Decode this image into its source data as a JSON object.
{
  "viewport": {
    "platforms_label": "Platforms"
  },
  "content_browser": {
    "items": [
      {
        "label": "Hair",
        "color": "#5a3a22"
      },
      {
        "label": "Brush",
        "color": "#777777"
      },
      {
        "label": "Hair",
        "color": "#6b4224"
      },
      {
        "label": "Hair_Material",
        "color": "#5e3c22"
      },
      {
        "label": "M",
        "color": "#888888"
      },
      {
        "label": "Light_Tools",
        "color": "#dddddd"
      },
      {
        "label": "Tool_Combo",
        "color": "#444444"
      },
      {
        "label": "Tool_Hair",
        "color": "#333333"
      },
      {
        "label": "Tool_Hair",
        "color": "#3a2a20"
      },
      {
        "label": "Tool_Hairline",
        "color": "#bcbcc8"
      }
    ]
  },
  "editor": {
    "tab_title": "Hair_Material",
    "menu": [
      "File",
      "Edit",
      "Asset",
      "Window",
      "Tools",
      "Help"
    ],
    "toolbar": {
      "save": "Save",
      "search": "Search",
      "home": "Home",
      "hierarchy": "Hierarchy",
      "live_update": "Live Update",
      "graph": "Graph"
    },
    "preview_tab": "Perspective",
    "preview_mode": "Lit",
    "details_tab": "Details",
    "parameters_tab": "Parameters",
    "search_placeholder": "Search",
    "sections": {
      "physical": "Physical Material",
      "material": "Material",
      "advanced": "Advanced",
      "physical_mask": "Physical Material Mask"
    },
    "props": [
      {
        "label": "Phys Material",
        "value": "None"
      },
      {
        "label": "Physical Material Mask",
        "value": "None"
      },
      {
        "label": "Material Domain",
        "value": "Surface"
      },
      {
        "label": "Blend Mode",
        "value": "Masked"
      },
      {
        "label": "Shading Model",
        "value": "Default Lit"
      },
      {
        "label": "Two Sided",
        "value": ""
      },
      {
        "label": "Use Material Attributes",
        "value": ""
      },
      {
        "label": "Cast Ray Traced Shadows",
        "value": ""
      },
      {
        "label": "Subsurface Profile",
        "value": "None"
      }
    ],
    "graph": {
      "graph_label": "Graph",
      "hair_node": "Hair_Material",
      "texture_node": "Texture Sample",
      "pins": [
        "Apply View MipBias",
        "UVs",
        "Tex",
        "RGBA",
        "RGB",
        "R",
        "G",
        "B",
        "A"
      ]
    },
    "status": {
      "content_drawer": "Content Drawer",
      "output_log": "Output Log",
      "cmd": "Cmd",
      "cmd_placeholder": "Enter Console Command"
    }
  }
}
########################################
-- GIVEN EXERCISE --
Above are some records; extract every one of them exactly.

-- TASK RESULT --
Decode this image into its source data as a JSON object.
{
  "viewport": {
    "platforms_label": "Platforms"
  },
  "content_browser": {
    "items": [
      {
        "label": "Hair",
        "color": "#5a3a22"
      },
      {
        "label": "Brush",
        "color": "#777777"
      },
      {
        "label": "Hair",
        "color": "#6b4224"
      },
      {
        "label": "Hair_Material",
        "color": "#5e3c22"
      },
      {
        "label": "M",
        "color": "#888888"
      },
      {
        "label": "Light_Tools",
        "color": "#dddddd"
      },
      {
        "label": "Tool_Combo",
        "color": "#444444"
      },
      {
        "label": "Tool_Hair",
        "color": "#333333"
      },
      {
        "label": "Tool_Hair",
        "color": "#3a2a20"
      },
      {
        "label": "Tool_Hairline",
        "color": "#bcbcc8"
      }
    ]
  },
  "editor": {
    "tab_title": "Hair_Material",
    "menu": [
      "File",
      "Edit",
      "Asset",
      "Window",
      "Tools",
      "Help"
    ],
    "toolbar": {
      "save": "Save",
      "search": "Search",
      "home": "Home",
      "hierarchy": "Hierarchy",
      "live_update": "Live Update",
      "graph": "Graph"
    },
    "preview_tab": "Perspective",
    "preview_mode": "Lit",
    "details_tab": "Details",
    "parameters_tab": "Parameters",
    "search_placeholder": "Search",
    "sections": {
      "physical": "Physical Material",
      "material": "Material",
      "advanced": "Advanced",
      "physical_mask": "Physical Material Mask"
    },
    "props": [
      {
        "label": "Phys Material",
        "value": "None"
      },
      {
        "label": "Physical Material Mask",
        "value": "None"
      },
      {
        "label": "Material Domain",
        "value": "Surface"
      },
      {
        "label": "Blend Mode",
        "value": "Masked"
      },
      {
        "label": "Shading Model",
        "value": "Default Lit"
      },
      {
        "label": "Two Sided",
        "value": ""
      },
      {
        "label": "Use Material Attributes",
        "value": ""
      },
      {
        "label": "Cast Ray Traced Shadows",
        "value": ""
      },
      {
        "label": "Subsurface Profile",
        "value": "None"
      }
    ],
    "graph": {
      "graph_label": "Graph",
      "hair_node": "Hair_Material",
      "texture_node": "Texture Sample",
      "pins": [
        "Apply View MipBias",
        "UVs",
        "Tex",
        "RGBA",
        "RGB",
        "R",
        "G",
        "B",
        "A"
      ]
    },
    "status": {
      "content_drawer": "Content Drawer",
      "output_log": "Output Log",
      "cmd": "Cmd",
      "cmd_placeholder": "Enter Console Command"
    }
  }
}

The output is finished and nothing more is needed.